## Task directions
Transcribe every line of the listing below without any deviation.

## Data supplied

::::::::::

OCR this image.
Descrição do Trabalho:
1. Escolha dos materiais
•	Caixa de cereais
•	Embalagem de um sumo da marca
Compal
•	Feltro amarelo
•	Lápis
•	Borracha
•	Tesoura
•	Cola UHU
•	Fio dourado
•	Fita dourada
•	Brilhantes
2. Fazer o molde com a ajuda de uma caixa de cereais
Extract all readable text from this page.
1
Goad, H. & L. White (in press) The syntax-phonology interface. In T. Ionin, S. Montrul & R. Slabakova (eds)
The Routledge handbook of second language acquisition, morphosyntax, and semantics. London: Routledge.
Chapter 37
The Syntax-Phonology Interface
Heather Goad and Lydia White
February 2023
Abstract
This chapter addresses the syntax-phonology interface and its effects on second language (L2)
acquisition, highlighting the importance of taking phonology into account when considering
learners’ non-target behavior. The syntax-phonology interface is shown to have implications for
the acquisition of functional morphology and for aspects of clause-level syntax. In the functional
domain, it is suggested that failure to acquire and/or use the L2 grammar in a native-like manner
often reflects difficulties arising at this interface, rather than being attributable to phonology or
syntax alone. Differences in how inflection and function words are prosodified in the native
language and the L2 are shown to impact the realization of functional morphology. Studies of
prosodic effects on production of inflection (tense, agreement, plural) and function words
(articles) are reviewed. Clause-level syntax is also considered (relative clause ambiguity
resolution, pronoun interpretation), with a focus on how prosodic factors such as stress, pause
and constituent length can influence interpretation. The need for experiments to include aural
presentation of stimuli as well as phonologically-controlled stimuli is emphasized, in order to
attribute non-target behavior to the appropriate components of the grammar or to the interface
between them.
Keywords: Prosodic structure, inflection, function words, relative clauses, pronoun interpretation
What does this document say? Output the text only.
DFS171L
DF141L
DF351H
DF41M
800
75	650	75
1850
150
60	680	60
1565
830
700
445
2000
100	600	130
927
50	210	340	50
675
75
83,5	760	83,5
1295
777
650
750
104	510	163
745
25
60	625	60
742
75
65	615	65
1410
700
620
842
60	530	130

::::::::::

## Solution
OCR this image.
Descrição do Trabalho:
1. Escolha dos materiais
•	Caixa de cereais
•	Embalagem de um sumo da marca
Compal
•	Feltro amarelo
•	Lápis
•	Borracha
•	Tesoura
•	Cola UHU
•	Fio dourado
•	Fita dourada
•	Brilhantes
2. Fazer o molde com a ajuda de uma caixa de cereais
Extract all readable text from this page.
1
Goad, H. & L. White (in press) The syntax-phonology interface. In T. Ionin, S. Montrul & R. Slabakova (eds)
The Routledge handbook of second language acquisition, morphosyntax, and semantics. London: Routledge.
Chapter 37
The Syntax-Phonology Interface
Heather Goad and Lydia White
February 2023
Abstract
This chapter addresses the syntax-phonology interface and its effects on second language (L2)
acquisition, highlighting the importance of taking phonology into account when considering
learners’ non-target behavior. The syntax-phonology interface is shown to have implications for
the acquisition of functional morphology and for aspects of clause-level syntax. In the functional
domain, it is suggested that failure to acquire and/or use the L2 grammar in a native-like manner
often reflects difficulties arising at this interface, rather than being attributable to phonology or
syntax alone. Differences in how inflection and function words are prosodified in the native
language and the L2 are shown to impact the realization of functional morphology. Studies of
prosodic effects on production of inflection (tense, agreement, plural) and function words
(articles) are reviewed. Clause-level syntax is also considered (relative clause ambiguity
resolution, pronoun interpretation), with a focus on how prosodic factors such as stress, pause
and constituent length can influence interpretation. The need for experiments to include aural
presentation of stimuli as well as phonologically-controlled stimuli is emphasized, in order to
attribute non-target behavior to the appropriate components of the grammar or to the interface
between them.
Keywords: Prosodic structure, inflection, function words, relative clauses, pronoun interpretation
What does this document say? Output the text only.
DFS171L
DF141L
DF351H
DF41M
800
75	650	75
1850
150
60	680	60
1565
830
700
445
2000
100	600	130
927
50	210	340	50
675
75
83,5	760	83,5
1295
777
650
750
104	510	163
745
25
60	625	60
742
75
65	615	65
1410
700
620
842
60	530	130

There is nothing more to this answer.